Job: Filter the data for lines with the word "ylabel", then copy every line so identified.

Items from a figure collection:

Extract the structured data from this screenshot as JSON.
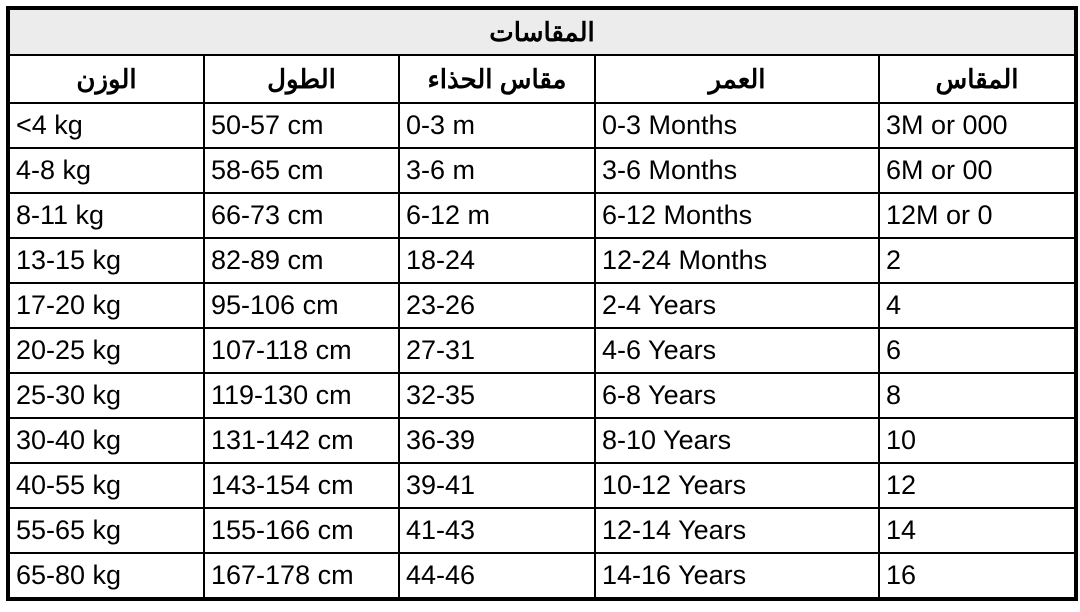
{
  "title": "المقاسات",
  "headers": [
    "الوزن",
    "الطول",
    "مقاس الحذاء",
    "العمر",
    "المقاس"
  ],
  "rows": [
    [
      "<4 kg",
      "50-57 cm",
      "0-3 m",
      "0-3 Months",
      "3M or 000"
    ],
    [
      "4-8 kg",
      "58-65 cm",
      "3-6 m",
      "3-6 Months",
      "6M or 00"
    ],
    [
      "8-11 kg",
      "66-73 cm",
      "6-12 m",
      "6-12 Months",
      "12M or 0"
    ],
    [
      "13-15 kg",
      "82-89 cm",
      "18-24",
      "12-24 Months",
      "2"
    ],
    [
      "17-20 kg",
      "95-106 cm",
      "23-26",
      "2-4 Years",
      "4"
    ],
    [
      "20-25 kg",
      "107-118 cm",
      "27-31",
      "4-6 Years",
      "6"
    ],
    [
      "25-30 kg",
      "119-130 cm",
      "32-35",
      "6-8 Years",
      "8"
    ],
    [
      "30-40 kg",
      "131-142 cm",
      "36-39",
      "8-10 Years",
      "10"
    ],
    [
      "40-55 kg",
      "143-154 cm",
      "39-41",
      "10-12 Years",
      "12"
    ],
    [
      "55-65 kg",
      "155-166 cm",
      "41-43",
      "12-14 Years",
      "14"
    ],
    [
      "65-80 kg",
      "167-178 cm",
      "44-46",
      "14-16 Years",
      "16"
    ]
  ],
  "colors": {
    "title_bg": "#ececec",
    "border": "#000000"
  }
}
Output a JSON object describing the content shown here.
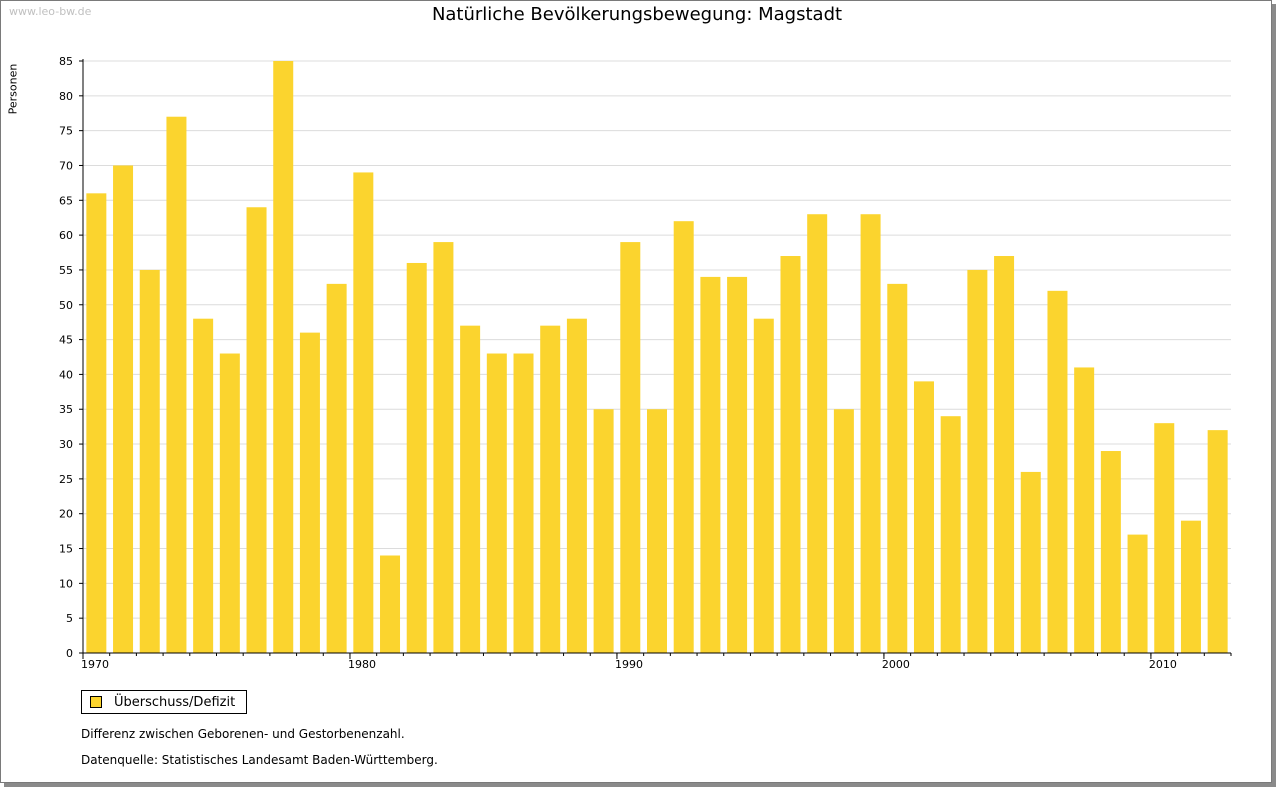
{
  "watermark": "www.leo-bw.de",
  "footer": {
    "legend_label": "Überschuss/Defizit",
    "note": "Differenz zwischen Geborenen- und Gestorbenenzahl.",
    "source": "Datenquelle: Statistisches Landesamt Baden-Württemberg."
  },
  "colors": {
    "bar": "#fbd42e",
    "grid": "#dcdcdc",
    "axis": "#000000"
  },
  "chart_data": {
    "type": "bar",
    "title": "Natürliche Bevölkerungsbewegung: Magstadt",
    "ylabel": "Personen",
    "xlabel": "",
    "ylim": [
      0,
      85
    ],
    "yticks": [
      0,
      5,
      10,
      15,
      20,
      25,
      30,
      35,
      40,
      45,
      50,
      55,
      60,
      65,
      70,
      75,
      80,
      85
    ],
    "xtick_labels": [
      "1970",
      "1980",
      "1990",
      "2000",
      "2010"
    ],
    "grid": true,
    "legend": [
      "Überschuss/Defizit"
    ],
    "categories": [
      1970,
      1971,
      1972,
      1973,
      1974,
      1975,
      1976,
      1977,
      1978,
      1979,
      1980,
      1981,
      1982,
      1983,
      1984,
      1985,
      1986,
      1987,
      1988,
      1989,
      1990,
      1991,
      1992,
      1993,
      1994,
      1995,
      1996,
      1997,
      1998,
      1999,
      2000,
      2001,
      2002,
      2003,
      2004,
      2005,
      2006,
      2007,
      2008,
      2009,
      2010,
      2011,
      2012
    ],
    "series": [
      {
        "name": "Überschuss/Defizit",
        "values": [
          66,
          70,
          55,
          77,
          48,
          43,
          64,
          85,
          46,
          53,
          69,
          14,
          56,
          59,
          47,
          43,
          43,
          47,
          48,
          35,
          59,
          35,
          62,
          54,
          54,
          48,
          57,
          63,
          35,
          63,
          53,
          39,
          34,
          55,
          57,
          26,
          52,
          41,
          29,
          17,
          33,
          19,
          32
        ]
      }
    ]
  }
}
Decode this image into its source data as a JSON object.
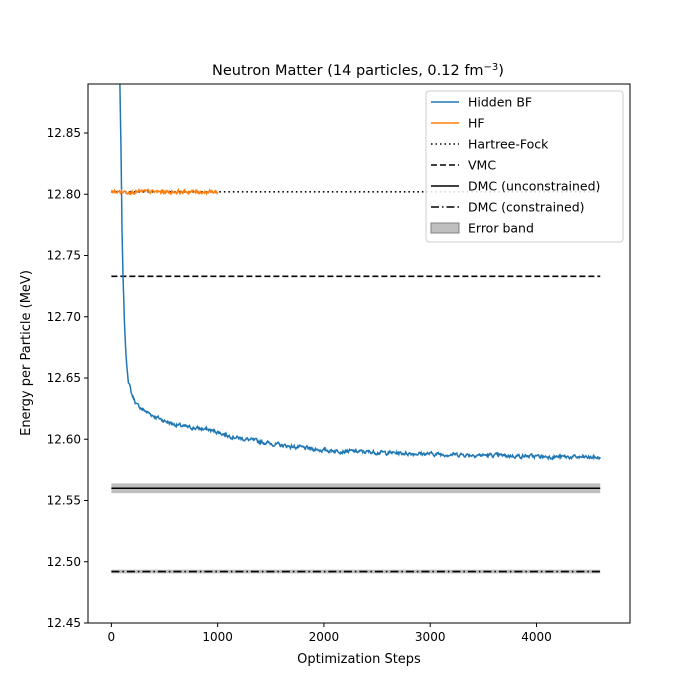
{
  "chart_data": {
    "type": "line",
    "title_main": "Neutron Matter (14 particles, 0.12 fm",
    "title_sup": "−3",
    "title_end": ")",
    "xlabel": "Optimization Steps",
    "ylabel": "Energy per Particle (MeV)",
    "xlim": [
      -220,
      4880
    ],
    "ylim": [
      12.45,
      12.89
    ],
    "x_ticks": [
      0,
      1000,
      2000,
      3000,
      4000
    ],
    "y_ticks": [
      12.45,
      12.5,
      12.55,
      12.6,
      12.65,
      12.7,
      12.75,
      12.8,
      12.85
    ],
    "x_tick_labels": [
      "0",
      "1000",
      "2000",
      "3000",
      "4000"
    ],
    "y_tick_labels": [
      "12.45",
      "12.50",
      "12.55",
      "12.60",
      "12.65",
      "12.70",
      "12.75",
      "12.80",
      "12.85"
    ],
    "legend_position": "top-right",
    "series": [
      {
        "name": "Hidden BF",
        "color": "#1f77b4",
        "style": "solid-noisy",
        "noise": 0.0025,
        "points": [
          [
            80,
            12.89
          ],
          [
            90,
            12.84
          ],
          [
            100,
            12.77
          ],
          [
            110,
            12.73
          ],
          [
            125,
            12.69
          ],
          [
            140,
            12.665
          ],
          [
            160,
            12.648
          ],
          [
            190,
            12.637
          ],
          [
            240,
            12.628
          ],
          [
            300,
            12.624
          ],
          [
            400,
            12.619
          ],
          [
            500,
            12.615
          ],
          [
            600,
            12.612
          ],
          [
            700,
            12.61
          ],
          [
            800,
            12.609
          ],
          [
            900,
            12.608
          ],
          [
            1000,
            12.606
          ],
          [
            1100,
            12.603
          ],
          [
            1200,
            12.601
          ],
          [
            1400,
            12.598
          ],
          [
            1600,
            12.595
          ],
          [
            1800,
            12.593
          ],
          [
            2000,
            12.591
          ],
          [
            2300,
            12.59
          ],
          [
            2600,
            12.589
          ],
          [
            3000,
            12.588
          ],
          [
            3500,
            12.587
          ],
          [
            4000,
            12.586
          ],
          [
            4600,
            12.585
          ]
        ]
      },
      {
        "name": "HF",
        "color": "#ff7f0e",
        "style": "solid-noisy",
        "noise": 0.0025,
        "points": [
          [
            0,
            12.802
          ],
          [
            1000,
            12.802
          ]
        ]
      },
      {
        "name": "Hartree-Fock",
        "color": "#000000",
        "style": "dotted",
        "value": 12.802,
        "x_range": [
          0,
          4600
        ]
      },
      {
        "name": "VMC",
        "color": "#000000",
        "style": "dashed",
        "value": 12.733,
        "x_range": [
          0,
          4600
        ]
      },
      {
        "name": "DMC (unconstrained)",
        "color": "#000000",
        "style": "solid",
        "value": 12.56,
        "x_range": [
          0,
          4600
        ]
      },
      {
        "name": "DMC (constrained)",
        "color": "#000000",
        "style": "dashdot",
        "value": 12.492,
        "x_range": [
          0,
          4600
        ]
      }
    ],
    "bands": [
      {
        "label": "Error band",
        "color": "#808080",
        "low": 12.556,
        "high": 12.564,
        "x_range": [
          0,
          4600
        ]
      },
      {
        "label": "",
        "color": "#808080",
        "low": 12.4905,
        "high": 12.4935,
        "x_range": [
          0,
          4600
        ]
      }
    ]
  }
}
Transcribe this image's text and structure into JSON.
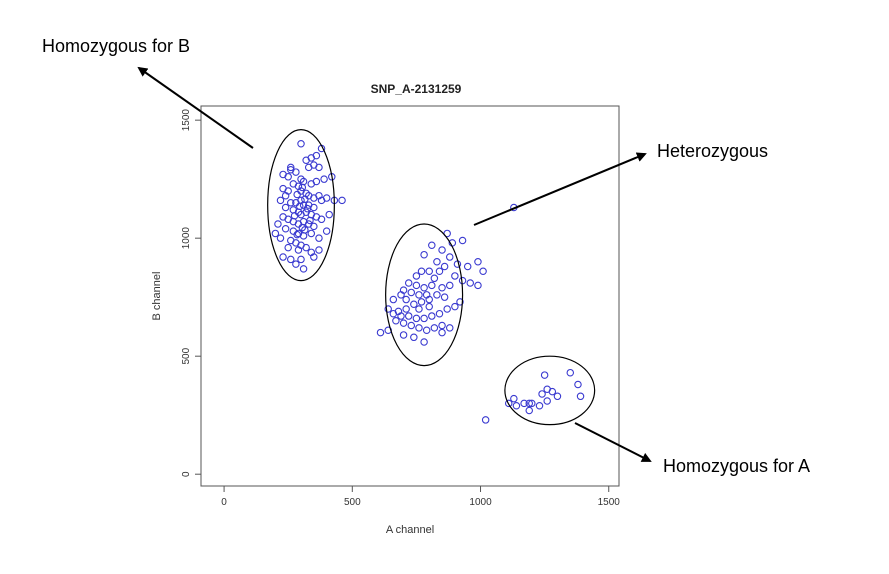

Response below:
    "ylabel": "Personen",
    "ylabel": "Energy per Particle (MeV)",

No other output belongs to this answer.